Written exercise – Your task is to repeat the entries exactly. Leave the pictures out.

Recorded data –
━━━━━━━━━━━━━━━━━━━━━━━━━━━━━━
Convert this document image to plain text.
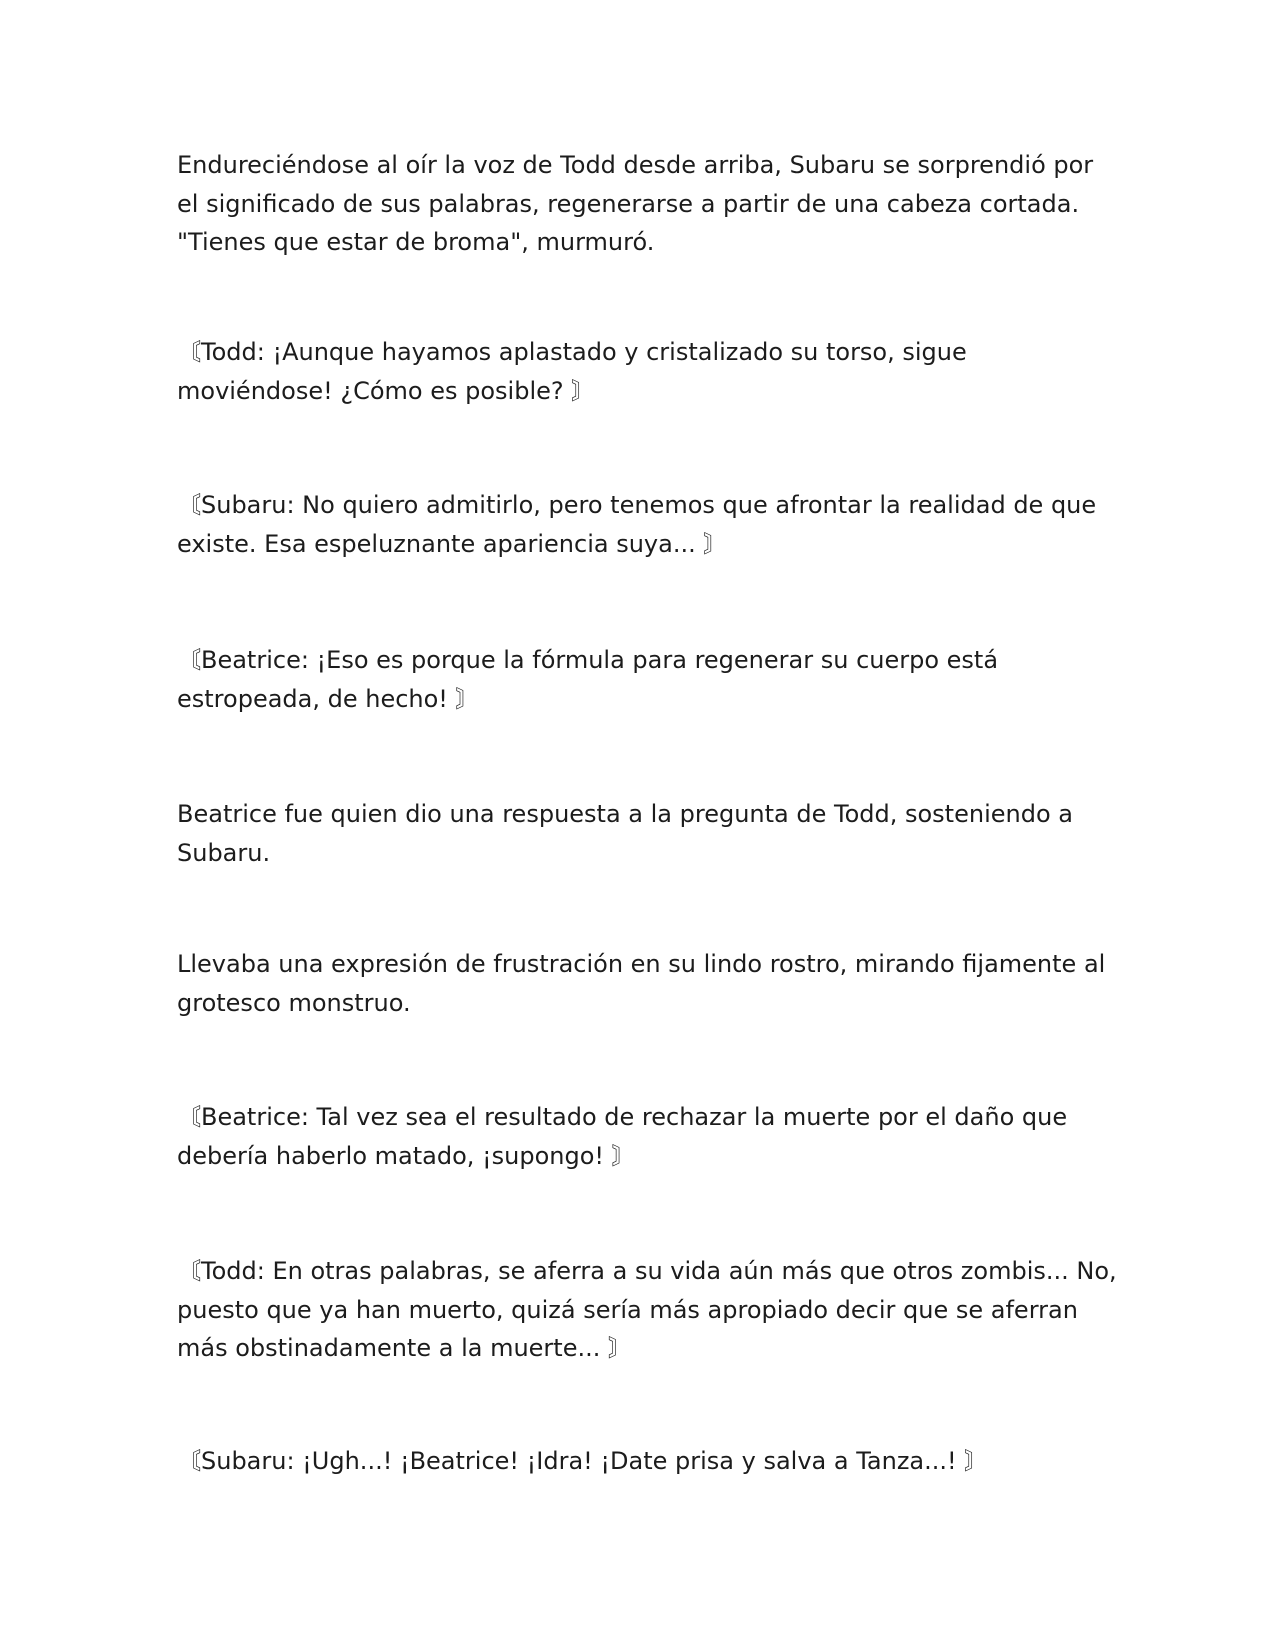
Endureciéndose al oír la voz de Todd desde arriba, Subaru se sorprendió por
el significado de sus palabras, regenerarse a partir de una cabeza cortada.
"Tienes que estar de broma", murmuró.

〘Todd: ¡Aunque hayamos aplastado y cristalizado su torso, sigue
moviéndose! ¿Cómo es posible? 〙

〘Subaru: No quiero admitirlo, pero tenemos que afrontar la realidad de que
existe. Esa espeluznante apariencia suya... 〙

〘Beatrice: ¡Eso es porque la fórmula para regenerar su cuerpo está
estropeada, de hecho! 〙

Beatrice fue quien dio una respuesta a la pregunta de Todd, sosteniendo a
Subaru.

Llevaba una expresión de frustración en su lindo rostro, mirando fijamente al
grotesco monstruo.

〘Beatrice: Tal vez sea el resultado de rechazar la muerte por el daño que
debería haberlo matado, ¡supongo! 〙

〘Todd: En otras palabras, se aferra a su vida aún más que otros zombis... No,
puesto que ya han muerto, quizá sería más apropiado decir que se aferran
más obstinadamente a la muerte... 〙

〘Subaru: ¡Ugh...! ¡Beatrice! ¡Idra! ¡Date prisa y salva a Tanza...! 〙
━━━━━━━━━━━━━━━━━━━━━━━━━━━━━━
Expected answer –
Convert this document image to plain text.
Endureciéndose al oír la voz de Todd desde arriba, Subaru se sorprendió por
el significado de sus palabras, regenerarse a partir de una cabeza cortada.
"Tienes que estar de broma", murmuró.

〘Todd: ¡Aunque hayamos aplastado y cristalizado su torso, sigue
moviéndose! ¿Cómo es posible? 〙

〘Subaru: No quiero admitirlo, pero tenemos que afrontar la realidad de que
existe. Esa espeluznante apariencia suya... 〙

〘Beatrice: ¡Eso es porque la fórmula para regenerar su cuerpo está
estropeada, de hecho! 〙

Beatrice fue quien dio una respuesta a la pregunta de Todd, sosteniendo a
Subaru.

Llevaba una expresión de frustración en su lindo rostro, mirando fijamente al
grotesco monstruo.

〘Beatrice: Tal vez sea el resultado de rechazar la muerte por el daño que
debería haberlo matado, ¡supongo! 〙

〘Todd: En otras palabras, se aferra a su vida aún más que otros zombis... No,
puesto que ya han muerto, quizá sería más apropiado decir que se aferran
más obstinadamente a la muerte... 〙

〘Subaru: ¡Ugh...! ¡Beatrice! ¡Idra! ¡Date prisa y salva a Tanza...! 〙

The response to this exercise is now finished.